**PROBLEM REQUIREMENTS:**
What follows is a set of records; restate each one word for word and drop the pictures.

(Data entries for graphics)

..........

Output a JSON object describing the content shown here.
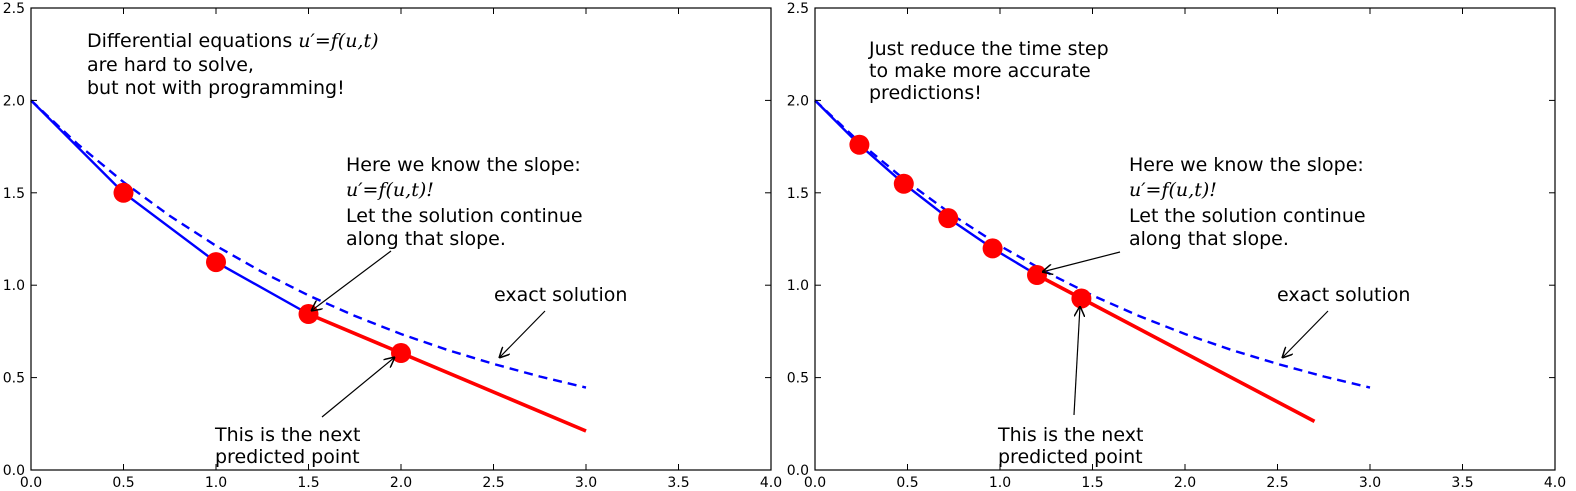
{
  "chart_data": [
    {
      "type": "line",
      "xlim": [
        0.0,
        4.0
      ],
      "ylim": [
        0.0,
        2.5
      ],
      "x_ticks": [
        "0.0",
        "0.5",
        "1.0",
        "1.5",
        "2.0",
        "2.5",
        "3.0",
        "3.5",
        "4.0"
      ],
      "y_ticks": [
        "0.0",
        "0.5",
        "1.0",
        "1.5",
        "2.0",
        "2.5"
      ],
      "grid": false,
      "colors": {
        "numerical": "#0000ff",
        "exact": "#0000ff",
        "extrapolation": "#ff0000",
        "points": "#ff0000"
      },
      "series": [
        {
          "style": "dashed",
          "x": [
            0.0,
            0.25,
            0.5,
            0.75,
            1.0,
            1.25,
            1.5,
            1.75,
            2.0,
            2.25,
            2.5,
            2.75,
            3.0
          ],
          "y": [
            2.0,
            1.765,
            1.558,
            1.375,
            1.213,
            1.071,
            0.945,
            0.834,
            0.736,
            0.65,
            0.574,
            0.506,
            0.446
          ]
        },
        {
          "style": "solid",
          "x": [
            0.0,
            0.5,
            1.0,
            1.5
          ],
          "y": [
            2.0,
            1.5,
            1.125,
            0.844
          ]
        },
        {
          "style": "solid-thick",
          "x": [
            1.5,
            3.0
          ],
          "y": [
            0.844,
            0.211
          ]
        },
        {
          "style": "markers",
          "x": [
            0.5,
            1.0,
            1.5,
            2.0
          ],
          "y": [
            1.5,
            1.125,
            0.844,
            0.633
          ]
        }
      ],
      "texts": {
        "title_lines": [
          "Differential equations",
          "are hard to solve,",
          "but not with programming!"
        ],
        "title_math": "u′=f(u,t)",
        "slope_lines": [
          "Here we know the slope:",
          "u′=f(u,t)!",
          "Let the solution continue",
          "along that slope."
        ],
        "exact_label": "exact solution",
        "next_lines": [
          "This is the next",
          "predicted point"
        ]
      }
    },
    {
      "type": "line",
      "xlim": [
        0.0,
        4.0
      ],
      "ylim": [
        0.0,
        2.5
      ],
      "x_ticks": [
        "0.0",
        "0.5",
        "1.0",
        "1.5",
        "2.0",
        "2.5",
        "3.0",
        "3.5",
        "4.0"
      ],
      "y_ticks": [
        "0.0",
        "0.5",
        "1.0",
        "1.5",
        "2.0",
        "2.5"
      ],
      "grid": false,
      "colors": {
        "numerical": "#0000ff",
        "exact": "#0000ff",
        "extrapolation": "#ff0000",
        "points": "#ff0000"
      },
      "series": [
        {
          "style": "dashed",
          "x": [
            0.0,
            0.25,
            0.5,
            0.75,
            1.0,
            1.25,
            1.5,
            1.75,
            2.0,
            2.25,
            2.5,
            2.75,
            3.0
          ],
          "y": [
            2.0,
            1.765,
            1.558,
            1.375,
            1.213,
            1.071,
            0.945,
            0.834,
            0.736,
            0.65,
            0.574,
            0.506,
            0.446
          ]
        },
        {
          "style": "solid",
          "x": [
            0.0,
            0.24,
            0.48,
            0.72,
            0.96,
            1.2
          ],
          "y": [
            2.0,
            1.76,
            1.549,
            1.363,
            1.199,
            1.055
          ]
        },
        {
          "style": "solid-thick",
          "x": [
            1.2,
            2.7
          ],
          "y": [
            1.055,
            0.263
          ]
        },
        {
          "style": "markers",
          "x": [
            0.24,
            0.48,
            0.72,
            0.96,
            1.2,
            1.44
          ],
          "y": [
            1.76,
            1.549,
            1.363,
            1.199,
            1.055,
            0.928
          ]
        }
      ],
      "texts": {
        "title_lines": [
          "Just reduce the time step",
          "to make more accurate",
          "predictions!"
        ],
        "slope_lines": [
          "Here we know the slope:",
          "u′=f(u,t)!",
          "Let the solution continue",
          "along that slope."
        ],
        "exact_label": "exact solution",
        "next_lines": [
          "This is the next",
          "predicted point"
        ]
      }
    }
  ]
}
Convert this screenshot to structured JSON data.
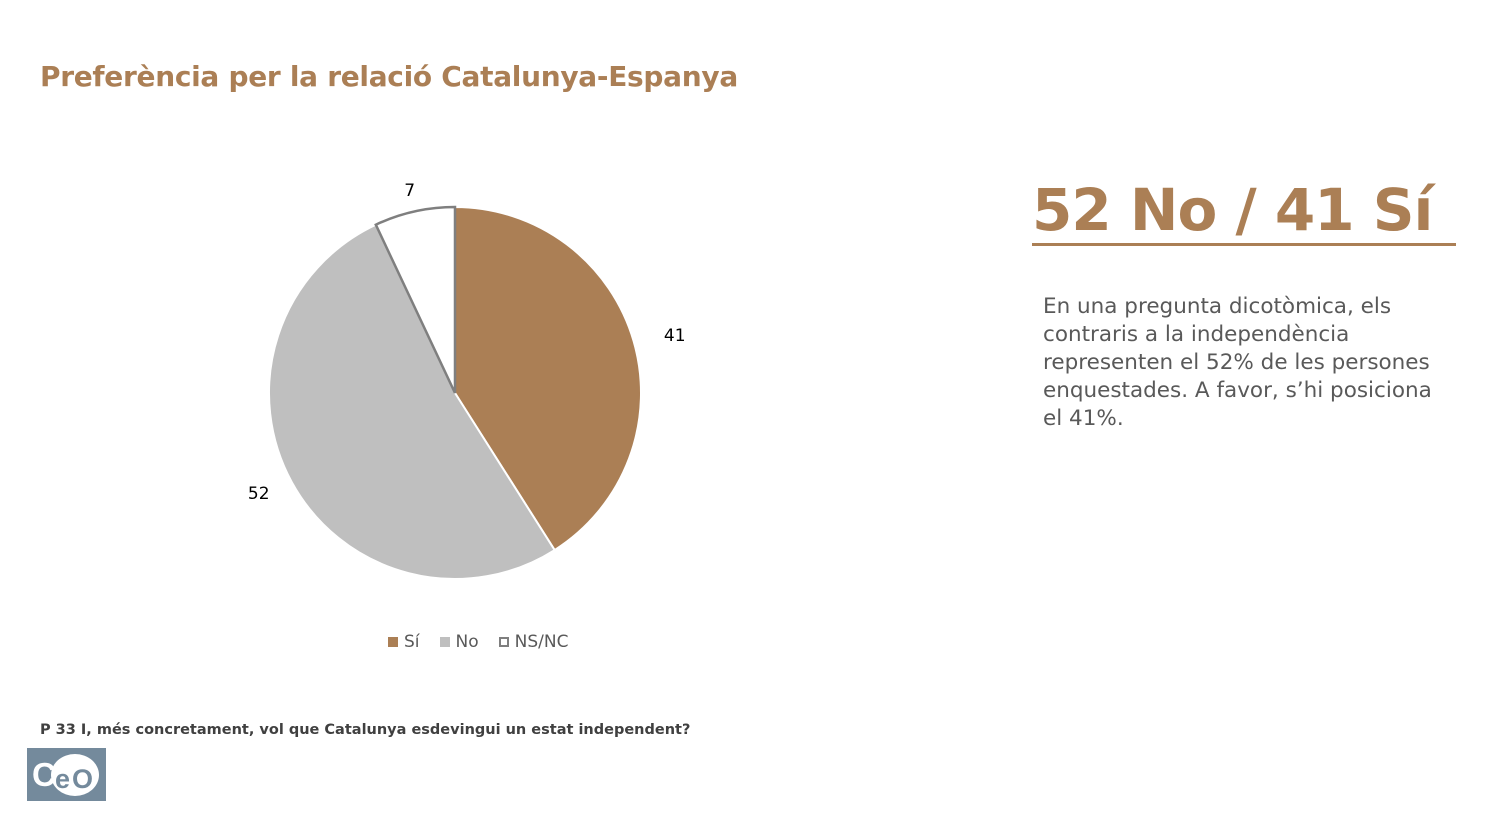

..........

**WRITTEN ANSWER:**
Output a JSON object describing the content shown here.
{
  "chart_data": [
    {
      "type": "line",
      "xlim": [
        0.0,
        4.0
      ],
      "ylim": [
        0.0,
        2.5
      ],
      "x_ticks": [
        "0.0",
        "0.5",
        "1.0",
        "1.5",
        "2.0",
        "2.5",
        "3.0",
        "3.5",
        "4.0"
      ],
      "y_ticks": [
        "0.0",
        "0.5",
        "1.0",
        "1.5",
        "2.0",
        "2.5"
      ],
      "grid": false,
      "colors": {
        "numerical": "#0000ff",
        "exact": "#0000ff",
        "extrapolation": "#ff0000",
        "points": "#ff0000"
      },
      "series": [
        {
          "style": "dashed",
          "x": [
            0.0,
            0.25,
            0.5,
            0.75,
            1.0,
            1.25,
            1.5,
            1.75,
            2.0,
            2.25,
            2.5,
            2.75,
            3.0
          ],
          "y": [
            2.0,
            1.765,
            1.558,
            1.375,
            1.213,
            1.071,
            0.945,
            0.834,
            0.736,
            0.65,
            0.574,
            0.506,
            0.446
          ]
        },
        {
          "style": "solid",
          "x": [
            0.0,
            0.5,
            1.0,
            1.5
          ],
          "y": [
            2.0,
            1.5,
            1.125,
            0.844
          ]
        },
        {
          "style": "solid-thick",
          "x": [
            1.5,
            3.0
          ],
          "y": [
            0.844,
            0.211
          ]
        },
        {
          "style": "markers",
          "x": [
            0.5,
            1.0,
            1.5,
            2.0
          ],
          "y": [
            1.5,
            1.125,
            0.844,
            0.633
          ]
        }
      ],
      "texts": {
        "title_lines": [
          "Differential equations",
          "are hard to solve,",
          "but not with programming!"
        ],
        "title_math": "u′=f(u,t)",
        "slope_lines": [
          "Here we know the slope:",
          "u′=f(u,t)!",
          "Let the solution continue",
          "along that slope."
        ],
        "exact_label": "exact solution",
        "next_lines": [
          "This is the next",
          "predicted point"
        ]
      }
    },
    {
      "type": "line",
      "xlim": [
        0.0,
        4.0
      ],
      "ylim": [
        0.0,
        2.5
      ],
      "x_ticks": [
        "0.0",
        "0.5",
        "1.0",
        "1.5",
        "2.0",
        "2.5",
        "3.0",
        "3.5",
        "4.0"
      ],
      "y_ticks": [
        "0.0",
        "0.5",
        "1.0",
        "1.5",
        "2.0",
        "2.5"
      ],
      "grid": false,
      "colors": {
        "numerical": "#0000ff",
        "exact": "#0000ff",
        "extrapolation": "#ff0000",
        "points": "#ff0000"
      },
      "series": [
        {
          "style": "dashed",
          "x": [
            0.0,
            0.25,
            0.5,
            0.75,
            1.0,
            1.25,
            1.5,
            1.75,
            2.0,
            2.25,
            2.5,
            2.75,
            3.0
          ],
          "y": [
            2.0,
            1.765,
            1.558,
            1.375,
            1.213,
            1.071,
            0.945,
            0.834,
            0.736,
            0.65,
            0.574,
            0.506,
            0.446
          ]
        },
        {
          "style": "solid",
          "x": [
            0.0,
            0.24,
            0.48,
            0.72,
            0.96,
            1.2
          ],
          "y": [
            2.0,
            1.76,
            1.549,
            1.363,
            1.199,
            1.055
          ]
        },
        {
          "style": "solid-thick",
          "x": [
            1.2,
            2.7
          ],
          "y": [
            1.055,
            0.263
          ]
        },
        {
          "style": "markers",
          "x": [
            0.24,
            0.48,
            0.72,
            0.96,
            1.2,
            1.44
          ],
          "y": [
            1.76,
            1.549,
            1.363,
            1.199,
            1.055,
            0.928
          ]
        }
      ],
      "texts": {
        "title_lines": [
          "Just reduce the time step",
          "to make more accurate",
          "predictions!"
        ],
        "slope_lines": [
          "Here we know the slope:",
          "u′=f(u,t)!",
          "Let the solution continue",
          "along that slope."
        ],
        "exact_label": "exact solution",
        "next_lines": [
          "This is the next",
          "predicted point"
        ]
      }
    }
  ]
}
Convert this screenshot to structured JSON data.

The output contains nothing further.